**Extracted records:**
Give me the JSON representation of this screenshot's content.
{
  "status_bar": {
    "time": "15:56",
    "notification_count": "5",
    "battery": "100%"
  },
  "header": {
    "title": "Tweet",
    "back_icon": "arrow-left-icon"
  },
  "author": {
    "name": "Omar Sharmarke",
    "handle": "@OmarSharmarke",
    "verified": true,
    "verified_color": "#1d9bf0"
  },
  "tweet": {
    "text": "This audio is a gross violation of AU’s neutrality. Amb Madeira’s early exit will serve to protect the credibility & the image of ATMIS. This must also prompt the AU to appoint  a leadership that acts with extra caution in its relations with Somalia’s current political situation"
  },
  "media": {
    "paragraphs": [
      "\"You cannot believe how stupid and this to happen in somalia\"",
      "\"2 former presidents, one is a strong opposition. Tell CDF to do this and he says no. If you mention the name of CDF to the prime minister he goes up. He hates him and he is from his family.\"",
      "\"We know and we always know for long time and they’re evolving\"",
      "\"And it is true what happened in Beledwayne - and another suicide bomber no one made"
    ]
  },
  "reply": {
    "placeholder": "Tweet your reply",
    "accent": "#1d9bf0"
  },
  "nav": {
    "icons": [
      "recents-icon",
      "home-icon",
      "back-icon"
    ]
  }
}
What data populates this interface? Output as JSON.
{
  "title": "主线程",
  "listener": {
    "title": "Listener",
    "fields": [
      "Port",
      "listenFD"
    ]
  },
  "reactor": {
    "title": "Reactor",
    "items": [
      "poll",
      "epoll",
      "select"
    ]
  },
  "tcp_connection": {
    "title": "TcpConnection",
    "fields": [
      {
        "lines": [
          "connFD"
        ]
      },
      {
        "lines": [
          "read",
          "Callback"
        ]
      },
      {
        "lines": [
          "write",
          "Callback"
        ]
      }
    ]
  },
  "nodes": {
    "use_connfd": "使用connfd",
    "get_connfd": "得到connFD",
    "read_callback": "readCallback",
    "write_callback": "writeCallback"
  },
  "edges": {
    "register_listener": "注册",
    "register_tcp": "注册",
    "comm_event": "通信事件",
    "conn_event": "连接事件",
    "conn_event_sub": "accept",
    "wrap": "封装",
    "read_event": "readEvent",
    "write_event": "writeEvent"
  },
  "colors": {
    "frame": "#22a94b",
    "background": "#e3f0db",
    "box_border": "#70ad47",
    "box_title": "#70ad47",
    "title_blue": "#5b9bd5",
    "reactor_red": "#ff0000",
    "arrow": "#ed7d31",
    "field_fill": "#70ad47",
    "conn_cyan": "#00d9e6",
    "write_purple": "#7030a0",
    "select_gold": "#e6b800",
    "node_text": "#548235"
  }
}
* * *
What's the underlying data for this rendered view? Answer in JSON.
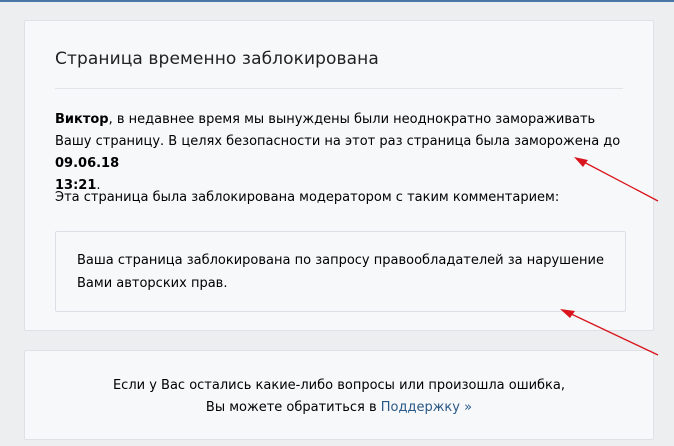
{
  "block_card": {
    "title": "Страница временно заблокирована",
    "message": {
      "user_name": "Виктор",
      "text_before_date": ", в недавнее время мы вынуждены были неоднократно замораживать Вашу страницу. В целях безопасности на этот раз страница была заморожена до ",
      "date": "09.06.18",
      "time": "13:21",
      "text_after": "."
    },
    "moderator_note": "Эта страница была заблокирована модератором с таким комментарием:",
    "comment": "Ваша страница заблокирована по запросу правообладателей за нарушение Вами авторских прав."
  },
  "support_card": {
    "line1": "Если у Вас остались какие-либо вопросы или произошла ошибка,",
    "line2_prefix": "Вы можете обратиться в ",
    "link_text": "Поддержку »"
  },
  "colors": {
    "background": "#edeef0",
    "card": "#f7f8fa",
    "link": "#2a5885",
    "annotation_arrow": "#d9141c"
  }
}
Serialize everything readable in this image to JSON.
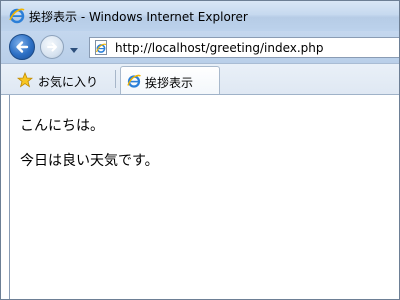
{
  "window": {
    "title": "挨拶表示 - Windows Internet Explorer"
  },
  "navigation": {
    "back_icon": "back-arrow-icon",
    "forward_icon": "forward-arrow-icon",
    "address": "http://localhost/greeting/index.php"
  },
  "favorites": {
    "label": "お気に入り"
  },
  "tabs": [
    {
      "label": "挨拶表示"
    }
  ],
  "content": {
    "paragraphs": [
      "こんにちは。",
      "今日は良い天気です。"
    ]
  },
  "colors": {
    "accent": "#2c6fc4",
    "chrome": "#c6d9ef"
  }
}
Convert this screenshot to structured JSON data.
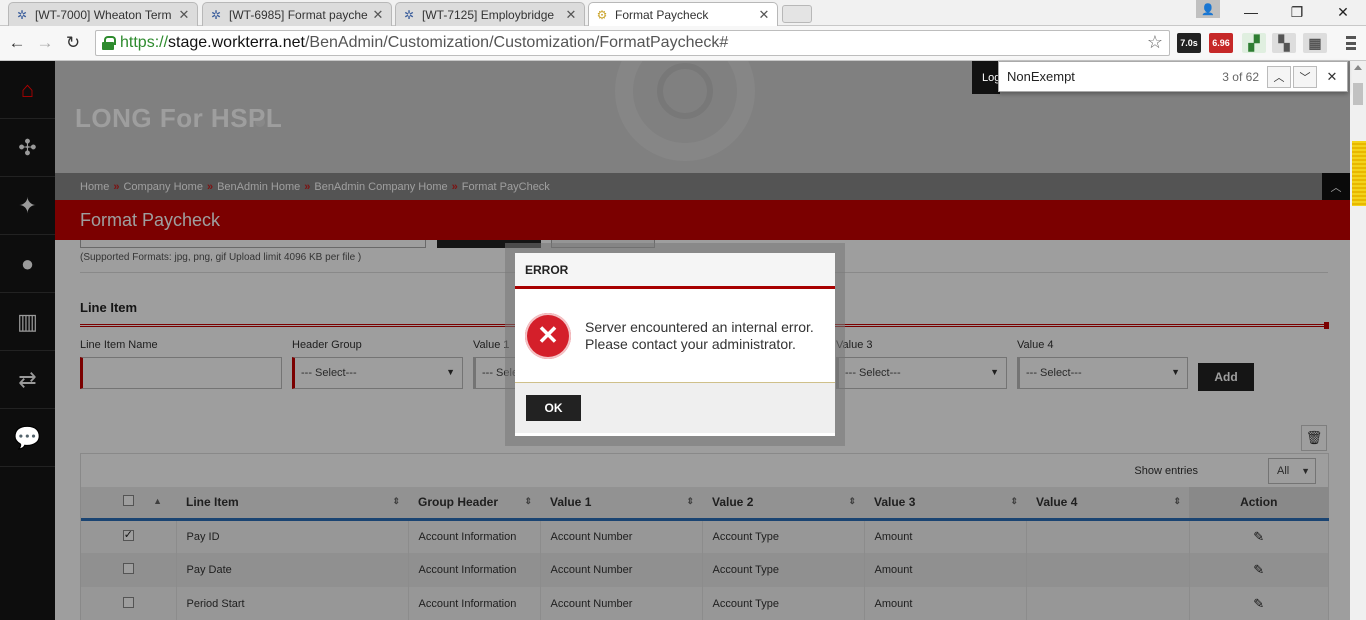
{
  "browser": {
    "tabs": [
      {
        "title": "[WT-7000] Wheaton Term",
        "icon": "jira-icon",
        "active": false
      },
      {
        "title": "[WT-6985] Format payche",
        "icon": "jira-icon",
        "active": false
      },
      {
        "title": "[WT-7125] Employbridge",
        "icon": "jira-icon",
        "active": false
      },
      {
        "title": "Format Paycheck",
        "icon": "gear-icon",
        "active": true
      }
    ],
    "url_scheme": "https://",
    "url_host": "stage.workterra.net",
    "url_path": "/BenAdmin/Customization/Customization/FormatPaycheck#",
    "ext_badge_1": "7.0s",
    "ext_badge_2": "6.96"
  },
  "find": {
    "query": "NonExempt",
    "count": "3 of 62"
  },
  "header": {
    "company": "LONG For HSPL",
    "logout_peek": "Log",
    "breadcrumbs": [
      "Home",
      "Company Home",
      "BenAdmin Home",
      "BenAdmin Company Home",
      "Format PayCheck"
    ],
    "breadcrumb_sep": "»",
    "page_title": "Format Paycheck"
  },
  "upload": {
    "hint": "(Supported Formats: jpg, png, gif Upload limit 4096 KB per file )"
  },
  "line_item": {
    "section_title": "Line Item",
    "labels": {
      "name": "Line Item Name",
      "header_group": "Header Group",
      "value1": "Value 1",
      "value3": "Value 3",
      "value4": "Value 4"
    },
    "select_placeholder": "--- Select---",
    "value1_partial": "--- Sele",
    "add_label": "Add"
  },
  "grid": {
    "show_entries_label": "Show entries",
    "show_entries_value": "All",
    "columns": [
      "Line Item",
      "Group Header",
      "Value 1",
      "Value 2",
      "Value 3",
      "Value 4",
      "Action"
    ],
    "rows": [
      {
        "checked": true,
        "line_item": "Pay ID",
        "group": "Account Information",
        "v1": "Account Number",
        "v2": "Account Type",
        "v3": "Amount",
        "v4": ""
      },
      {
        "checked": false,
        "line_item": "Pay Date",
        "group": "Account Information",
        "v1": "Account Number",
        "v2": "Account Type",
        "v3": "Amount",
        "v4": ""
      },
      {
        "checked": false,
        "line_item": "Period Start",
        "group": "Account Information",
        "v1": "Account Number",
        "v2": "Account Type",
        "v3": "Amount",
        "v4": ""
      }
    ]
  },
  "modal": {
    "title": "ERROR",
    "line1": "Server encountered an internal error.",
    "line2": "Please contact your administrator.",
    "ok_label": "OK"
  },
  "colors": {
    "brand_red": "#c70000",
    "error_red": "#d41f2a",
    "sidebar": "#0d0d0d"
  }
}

**What the task asks:**
For each line above that contains the word "заблокирована", copy that line.

**Completed exercise:**
    "title": "Страница временно заблокирована",
    "moderator_note": "Эта страница была заблокирована модератором с таким комментарием:",
    "comment": "Ваша страница заблокирована по запросу правообладателей за нарушение Вами авторских прав."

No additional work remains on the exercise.